> EXERCISE GOAL
The entries below are to be transcribed in full, without their images.

> EXCERPTED DATA
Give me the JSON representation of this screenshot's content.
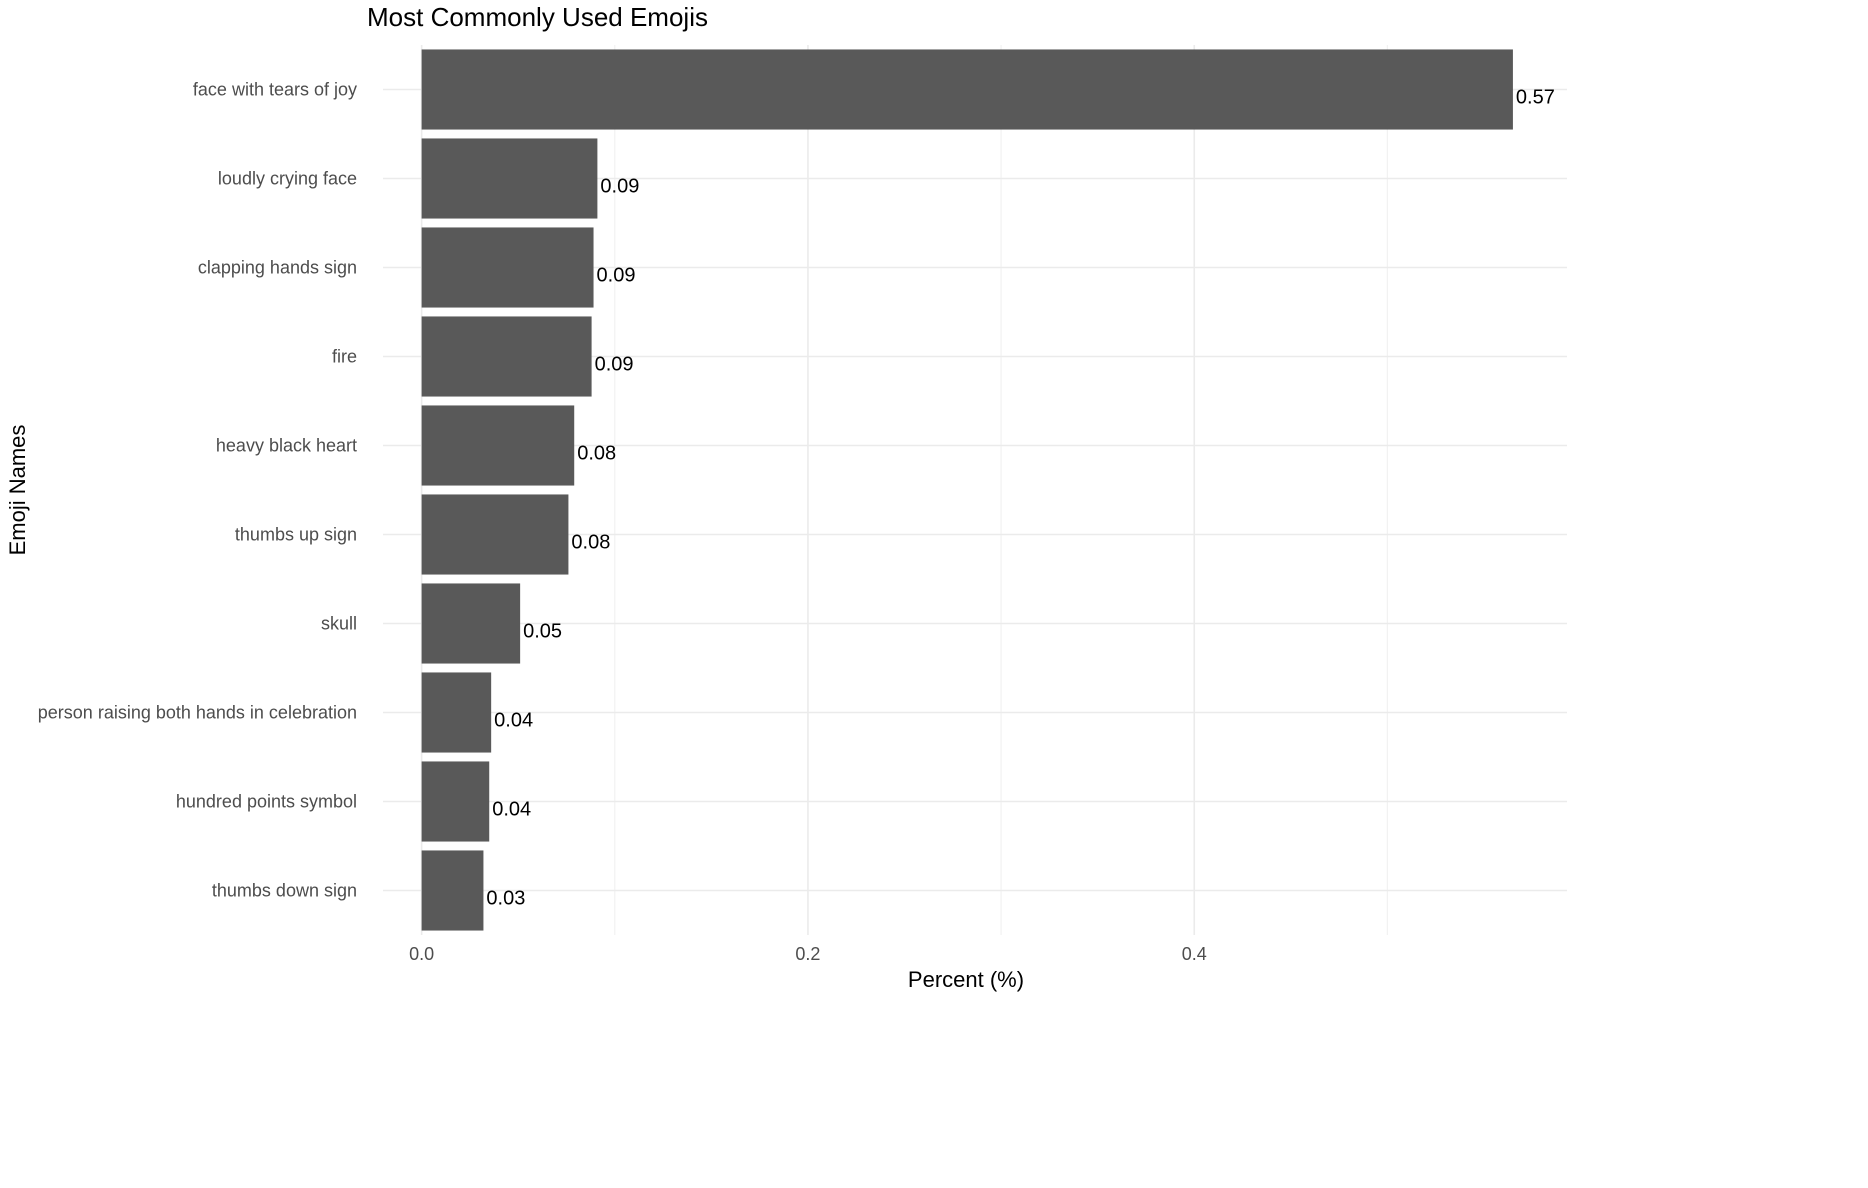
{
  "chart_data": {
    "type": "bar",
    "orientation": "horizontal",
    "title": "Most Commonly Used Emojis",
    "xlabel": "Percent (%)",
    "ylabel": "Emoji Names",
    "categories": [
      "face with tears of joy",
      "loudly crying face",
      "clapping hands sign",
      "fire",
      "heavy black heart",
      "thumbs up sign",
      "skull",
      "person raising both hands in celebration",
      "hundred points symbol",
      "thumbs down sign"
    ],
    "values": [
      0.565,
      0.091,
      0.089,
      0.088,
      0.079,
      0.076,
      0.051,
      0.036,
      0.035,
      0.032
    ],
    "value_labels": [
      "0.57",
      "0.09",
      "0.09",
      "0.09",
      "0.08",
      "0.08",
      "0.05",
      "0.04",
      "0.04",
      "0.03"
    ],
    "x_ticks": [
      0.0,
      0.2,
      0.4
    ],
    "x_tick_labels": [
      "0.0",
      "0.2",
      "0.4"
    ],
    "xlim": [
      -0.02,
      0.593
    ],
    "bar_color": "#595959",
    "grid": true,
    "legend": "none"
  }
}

> FINISHED EXERCISE
Give me the JSON representation of this screenshot's content.
{
  "chart_data": {
    "type": "bar",
    "orientation": "horizontal",
    "title": "Most Commonly Used Emojis",
    "xlabel": "Percent (%)",
    "ylabel": "Emoji Names",
    "categories": [
      "face with tears of joy",
      "loudly crying face",
      "clapping hands sign",
      "fire",
      "heavy black heart",
      "thumbs up sign",
      "skull",
      "person raising both hands in celebration",
      "hundred points symbol",
      "thumbs down sign"
    ],
    "values": [
      0.565,
      0.091,
      0.089,
      0.088,
      0.079,
      0.076,
      0.051,
      0.036,
      0.035,
      0.032
    ],
    "value_labels": [
      "0.57",
      "0.09",
      "0.09",
      "0.09",
      "0.08",
      "0.08",
      "0.05",
      "0.04",
      "0.04",
      "0.03"
    ],
    "x_ticks": [
      0.0,
      0.2,
      0.4
    ],
    "x_tick_labels": [
      "0.0",
      "0.2",
      "0.4"
    ],
    "xlim": [
      -0.02,
      0.593
    ],
    "bar_color": "#595959",
    "grid": true,
    "legend": "none"
  }
}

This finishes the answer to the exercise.